## Task to carry out
Tally the lines that hold the string "paliwa", and reply with the count alone.

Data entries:
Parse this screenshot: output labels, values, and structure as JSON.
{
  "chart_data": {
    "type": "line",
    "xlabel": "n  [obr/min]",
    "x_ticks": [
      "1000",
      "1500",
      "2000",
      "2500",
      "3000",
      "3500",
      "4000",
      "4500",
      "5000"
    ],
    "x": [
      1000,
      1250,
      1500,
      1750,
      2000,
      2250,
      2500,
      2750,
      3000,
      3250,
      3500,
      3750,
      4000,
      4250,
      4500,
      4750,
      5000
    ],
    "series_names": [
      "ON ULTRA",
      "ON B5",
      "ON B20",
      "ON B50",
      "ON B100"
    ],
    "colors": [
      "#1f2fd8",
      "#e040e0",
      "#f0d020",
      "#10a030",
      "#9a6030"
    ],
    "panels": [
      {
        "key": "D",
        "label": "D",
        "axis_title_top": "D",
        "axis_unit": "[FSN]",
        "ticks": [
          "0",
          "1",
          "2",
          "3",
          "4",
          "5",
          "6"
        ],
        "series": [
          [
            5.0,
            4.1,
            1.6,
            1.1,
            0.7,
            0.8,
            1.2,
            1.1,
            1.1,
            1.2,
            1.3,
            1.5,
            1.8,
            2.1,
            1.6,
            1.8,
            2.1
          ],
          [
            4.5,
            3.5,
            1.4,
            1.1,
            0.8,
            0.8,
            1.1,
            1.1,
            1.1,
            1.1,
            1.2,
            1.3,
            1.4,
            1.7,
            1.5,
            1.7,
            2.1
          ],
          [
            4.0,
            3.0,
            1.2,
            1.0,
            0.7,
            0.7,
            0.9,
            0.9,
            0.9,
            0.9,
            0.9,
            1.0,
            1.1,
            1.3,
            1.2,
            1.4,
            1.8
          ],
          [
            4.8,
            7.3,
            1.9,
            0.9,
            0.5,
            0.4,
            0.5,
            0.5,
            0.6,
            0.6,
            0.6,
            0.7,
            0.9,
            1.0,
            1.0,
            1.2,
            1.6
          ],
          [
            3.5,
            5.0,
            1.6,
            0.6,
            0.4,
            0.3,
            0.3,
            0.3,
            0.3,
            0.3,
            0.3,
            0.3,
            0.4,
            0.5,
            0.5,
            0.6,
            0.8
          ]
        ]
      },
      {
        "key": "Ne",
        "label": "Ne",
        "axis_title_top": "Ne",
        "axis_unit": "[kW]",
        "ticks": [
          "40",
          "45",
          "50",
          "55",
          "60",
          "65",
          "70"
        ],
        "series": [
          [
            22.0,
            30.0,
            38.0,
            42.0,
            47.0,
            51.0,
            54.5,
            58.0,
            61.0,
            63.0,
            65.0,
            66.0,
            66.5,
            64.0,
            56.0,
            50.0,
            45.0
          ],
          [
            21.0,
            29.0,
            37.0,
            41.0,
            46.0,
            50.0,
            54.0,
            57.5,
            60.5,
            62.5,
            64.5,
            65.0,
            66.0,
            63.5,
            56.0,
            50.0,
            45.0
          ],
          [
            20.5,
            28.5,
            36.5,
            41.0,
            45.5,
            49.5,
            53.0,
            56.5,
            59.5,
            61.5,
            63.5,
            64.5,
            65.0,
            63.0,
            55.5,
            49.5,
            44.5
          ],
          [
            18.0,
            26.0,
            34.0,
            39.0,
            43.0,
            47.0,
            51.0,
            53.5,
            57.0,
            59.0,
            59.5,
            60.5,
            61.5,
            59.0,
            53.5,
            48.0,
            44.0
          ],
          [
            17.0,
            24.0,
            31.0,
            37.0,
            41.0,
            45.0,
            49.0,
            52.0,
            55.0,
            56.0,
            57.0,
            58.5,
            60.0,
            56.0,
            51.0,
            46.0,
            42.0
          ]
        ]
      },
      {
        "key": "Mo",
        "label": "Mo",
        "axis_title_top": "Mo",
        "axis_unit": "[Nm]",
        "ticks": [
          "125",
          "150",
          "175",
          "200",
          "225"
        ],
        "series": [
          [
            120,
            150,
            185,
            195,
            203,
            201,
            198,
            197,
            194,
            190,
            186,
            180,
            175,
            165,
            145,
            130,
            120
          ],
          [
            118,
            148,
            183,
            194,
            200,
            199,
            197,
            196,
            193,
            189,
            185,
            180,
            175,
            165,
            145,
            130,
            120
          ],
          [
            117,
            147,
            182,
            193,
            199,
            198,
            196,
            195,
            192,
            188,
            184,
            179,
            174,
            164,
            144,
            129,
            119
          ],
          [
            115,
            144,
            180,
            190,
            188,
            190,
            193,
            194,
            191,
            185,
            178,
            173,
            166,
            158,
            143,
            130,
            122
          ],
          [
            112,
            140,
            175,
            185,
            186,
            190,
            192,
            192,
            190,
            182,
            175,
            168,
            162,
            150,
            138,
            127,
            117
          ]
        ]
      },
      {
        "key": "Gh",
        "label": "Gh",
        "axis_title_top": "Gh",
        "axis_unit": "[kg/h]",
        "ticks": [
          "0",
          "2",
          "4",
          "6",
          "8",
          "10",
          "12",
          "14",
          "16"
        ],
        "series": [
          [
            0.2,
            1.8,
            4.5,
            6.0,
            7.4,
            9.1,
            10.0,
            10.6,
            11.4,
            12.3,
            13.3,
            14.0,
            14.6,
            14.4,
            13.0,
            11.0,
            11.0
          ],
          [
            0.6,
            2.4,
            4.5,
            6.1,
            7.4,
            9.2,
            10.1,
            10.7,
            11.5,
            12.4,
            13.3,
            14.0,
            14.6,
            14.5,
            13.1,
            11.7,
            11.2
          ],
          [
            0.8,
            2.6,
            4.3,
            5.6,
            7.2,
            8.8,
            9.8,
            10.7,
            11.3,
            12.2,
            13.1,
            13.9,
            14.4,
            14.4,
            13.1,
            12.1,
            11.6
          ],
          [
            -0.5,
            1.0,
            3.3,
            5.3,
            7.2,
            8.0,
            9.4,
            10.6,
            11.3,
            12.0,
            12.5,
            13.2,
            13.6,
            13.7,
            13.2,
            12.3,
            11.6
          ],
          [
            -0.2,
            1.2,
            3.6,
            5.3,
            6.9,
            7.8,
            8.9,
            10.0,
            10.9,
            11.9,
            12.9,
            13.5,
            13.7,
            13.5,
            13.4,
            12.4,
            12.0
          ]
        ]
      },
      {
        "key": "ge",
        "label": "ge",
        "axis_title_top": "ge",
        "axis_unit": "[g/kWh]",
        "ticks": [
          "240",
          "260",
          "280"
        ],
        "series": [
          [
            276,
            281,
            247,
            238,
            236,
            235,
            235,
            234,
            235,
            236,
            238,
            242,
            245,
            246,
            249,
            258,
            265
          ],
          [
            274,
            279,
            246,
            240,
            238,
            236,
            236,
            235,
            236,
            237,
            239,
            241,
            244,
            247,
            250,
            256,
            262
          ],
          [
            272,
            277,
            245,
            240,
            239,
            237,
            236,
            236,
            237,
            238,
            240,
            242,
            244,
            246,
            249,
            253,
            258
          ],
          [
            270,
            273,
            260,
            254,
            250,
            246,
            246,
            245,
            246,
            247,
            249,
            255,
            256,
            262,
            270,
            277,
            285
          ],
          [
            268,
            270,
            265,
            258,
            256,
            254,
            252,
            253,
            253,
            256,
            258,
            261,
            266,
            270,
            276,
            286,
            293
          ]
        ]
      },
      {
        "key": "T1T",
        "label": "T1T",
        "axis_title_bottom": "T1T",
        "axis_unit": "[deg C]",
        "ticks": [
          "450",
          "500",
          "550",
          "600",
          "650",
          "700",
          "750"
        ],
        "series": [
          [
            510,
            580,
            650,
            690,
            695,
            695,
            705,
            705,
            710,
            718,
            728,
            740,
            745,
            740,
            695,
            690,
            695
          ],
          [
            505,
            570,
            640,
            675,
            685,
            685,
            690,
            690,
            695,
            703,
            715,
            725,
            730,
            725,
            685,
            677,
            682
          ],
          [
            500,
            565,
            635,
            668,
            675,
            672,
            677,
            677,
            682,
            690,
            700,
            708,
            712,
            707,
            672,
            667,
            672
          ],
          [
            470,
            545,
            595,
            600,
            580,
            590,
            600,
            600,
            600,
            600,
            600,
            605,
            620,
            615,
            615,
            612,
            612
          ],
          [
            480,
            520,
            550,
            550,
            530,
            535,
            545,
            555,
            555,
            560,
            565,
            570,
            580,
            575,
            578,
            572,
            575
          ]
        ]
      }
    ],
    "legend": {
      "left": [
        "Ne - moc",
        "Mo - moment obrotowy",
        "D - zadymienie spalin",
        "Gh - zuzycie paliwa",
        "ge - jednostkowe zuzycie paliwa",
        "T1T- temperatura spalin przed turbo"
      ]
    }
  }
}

## Solved exercise
2